Brief:
Gather all lines containing the string "teachers" and copy them out.

Data in this exercise:
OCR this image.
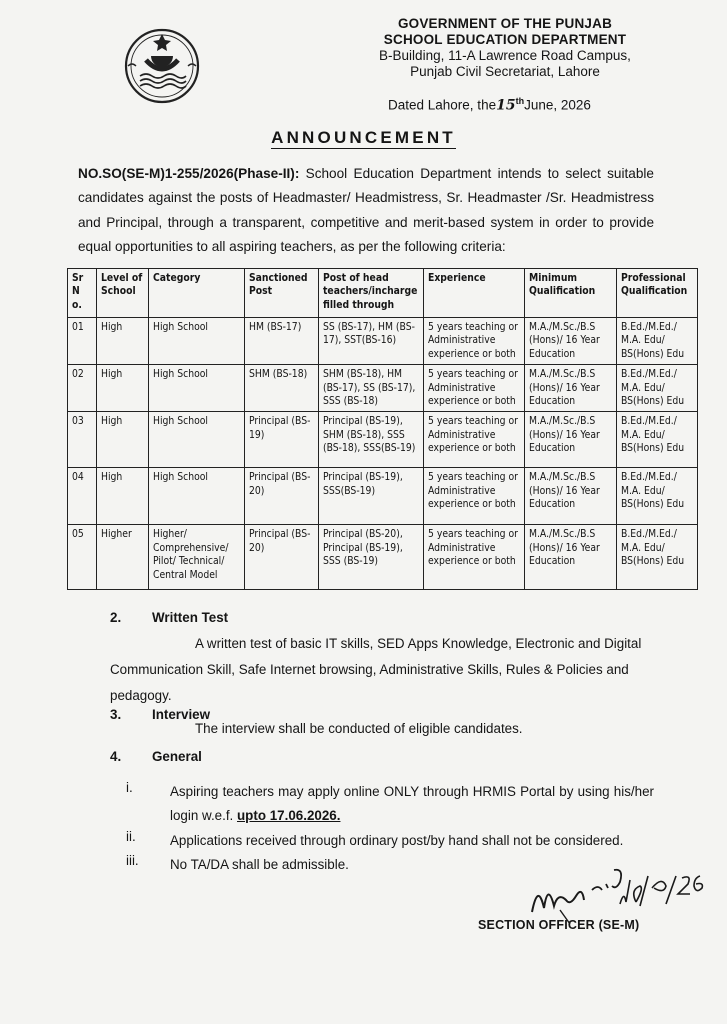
GOVERNMENT OF THE PUNJAB
SCHOOL EDUCATION DEPARTMENT
B-Building, 11-A Lawrence Road Campus,
Punjab Civil Secretariat, Lahore
Dated Lahore, the15thJune, 2026
ANNOUNCEMENT
NO.SO(SE-M)1-255/2026(Phase-II): School Education Department intends to select suitable candidates against the posts of Headmaster/ Headmistress, Sr. Headmaster /Sr. Headmistress and Principal, through a transparent, competitive and merit-based system in order to provide equal opportunities to all aspiring teachers, as per the following criteria:
Sr N o.	Level of School	Category	Sanctioned Post	Post of head teachers/incharge filled through	Experience	Minimum Qualification	Professional Qualification
01	High	High School	HM (BS-17)	SS (BS-17), HM (BS-17), SST(BS-16)	5 years teaching or Administrative experience or both	M.A./M.Sc./B.S (Hons)/ 16 Year Education	B.Ed./M.Ed./ M.A. Edu/ BS(Hons) Edu
02	High	High School	SHM (BS-18)	SHM (BS-18), HM (BS-17), SS (BS-17), SSS (BS-18)	5 years teaching or Administrative experience or both	M.A./M.Sc./B.S (Hons)/ 16 Year Education	B.Ed./M.Ed./ M.A. Edu/ BS(Hons) Edu
03	High	High School	Principal (BS-19)	Principal (BS-19), SHM (BS-18), SSS (BS-18), SSS(BS-19)	5 years teaching or Administrative experience or both	M.A./M.Sc./B.S (Hons)/ 16 Year Education	B.Ed./M.Ed./ M.A. Edu/ BS(Hons) Edu
04	High	High School	Principal (BS-20)	Principal (BS-19), SSS(BS-19)	5 years teaching or Administrative experience or both	M.A./M.Sc./B.S (Hons)/ 16 Year Education	B.Ed./M.Ed./ M.A. Edu/ BS(Hons) Edu
05	Higher	Higher/ Comprehensive/ Pilot/ Technical/ Central Model	Principal (BS-20)	Principal (BS-20), Principal (BS-19), SSS (BS-19)	5 years teaching or Administrative experience or both	M.A./M.Sc./B.S (Hons)/ 16 Year Education	B.Ed./M.Ed./ M.A. Edu/ BS(Hons) Edu
2. Written Test
A written test of basic IT skills, SED Apps Knowledge, Electronic and Digital Communication Skill, Safe Internet browsing, Administrative Skills, Rules & Policies and pedagogy.
3. Interview
The interview shall be conducted of eligible candidates.
4. General
i.	Aspiring teachers may apply online ONLY through HRMIS Portal by using his/her login w.e.f. upto 17.06.2026.
ii.	Applications received through ordinary post/by hand shall not be considered.
iii. No TA/DA shall be admissible.
SECTION OFFICER (SE-M)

Full answer:
NO.SO(SE-M)1-255/2026(Phase-II): School Education Department intends to select suitable candidates against the posts of Headmaster/ Headmistress, Sr. Headmaster /Sr. Headmistress and Principal, through a transparent, competitive and merit-based system in order to provide equal opportunities to all aspiring teachers, as per the following criteria:
Sr N o.	Level of School	Category	Sanctioned Post	Post of head teachers/incharge filled through	Experience	Minimum Qualification	Professional Qualification
i.	Aspiring teachers may apply online ONLY through HRMIS Portal by using his/her login w.e.f. upto 17.06.2026.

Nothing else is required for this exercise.